= Tarefas a realizar =
1. Extraia do texto sobre o botequim a parte que se inicia com as palavras "Botequim, meu doce" e se encerra com "em São Raimundo.".
2. Com base no texto sobre o botequim, explique por que quem narra afirma que tinha tudo para se tornar um malandro e o que evitou esse rumo. Responda em uma a três frases.

= Trecho do texto =
Botequim, meu doce botequim. É assim que quem é do ramo se refere ao bom e velho boteco. E esse que é do ramo, aprecia e valoriza o lugar onde se afogam quase todas as mágoas da existência, num companheiríssimo copo de cerveja.
É lá que as feridas da vida se fecham como num passe de mágica, e as dores se revelam e abrem para o mundo, como um livro de cal e poesia.
No boteco, alegria e melancolia são servidas e bebidas no mesmo copo.
Boteco cura e cicatriza.
Meu primeiro boteco foi o do Baixinho, em São Raimundo.
Eu era adolescente, frequentava escondido do meu pai.
Lá eu jogava sinuca, futebol de mesa, dama, palitinho, truco e pif-paf. Tinha tudo pra me tornar um malandro. O medo do meu velho tratou de me "equilibrar".

= Trecho dos dados =

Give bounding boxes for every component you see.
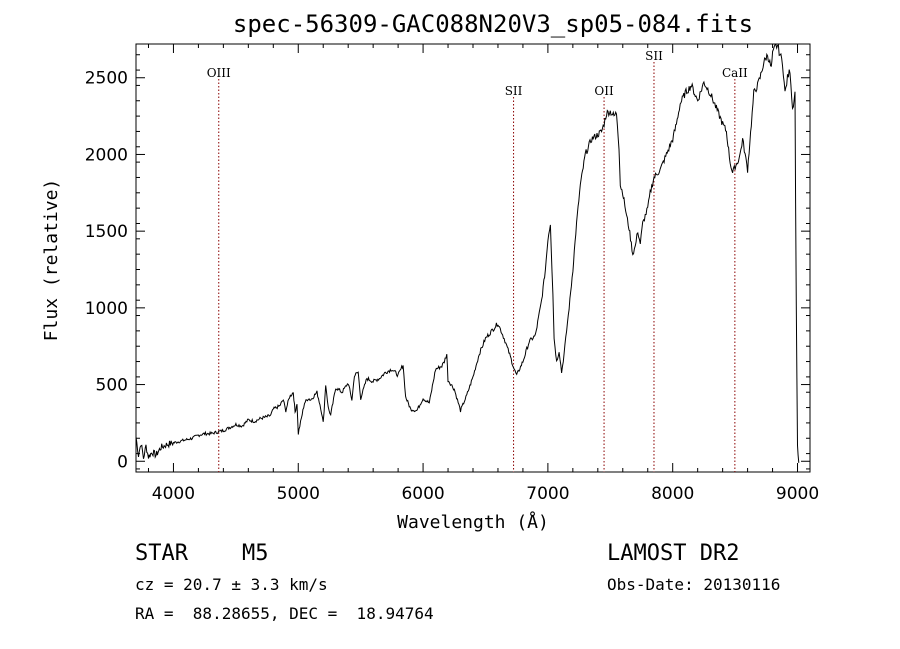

= As respostas =
1.
Botequim, meu doce botequim. É assim que quem é do ramo se refere ao bom e velho boteco. E esse que é do ramo, aprecia e valoriza o lugar onde se afogam quase todas as mágoas da existência, num companheiríssimo copo de cerveja.
É lá que as feridas da vida se fecham como num passe de mágica, e as dores se revelam e abrem para o mundo, como um livro de cal e poesia.
No boteco, alegria e melancolia são servidas e bebidas no mesmo copo.
Boteco cura e cicatriza.
Meu primeiro boteco foi o do Baixinho, em São Raimundo.

2. No boteco do Baixinho, em São Raimundo, quem narra jogava sinuca, futebol de mesa, dama, palitinho, truco e pif-paf, e por isso tinha tudo para se tornar um malandro. O medo do pai foi o que tratou de trazer "equilíbrio".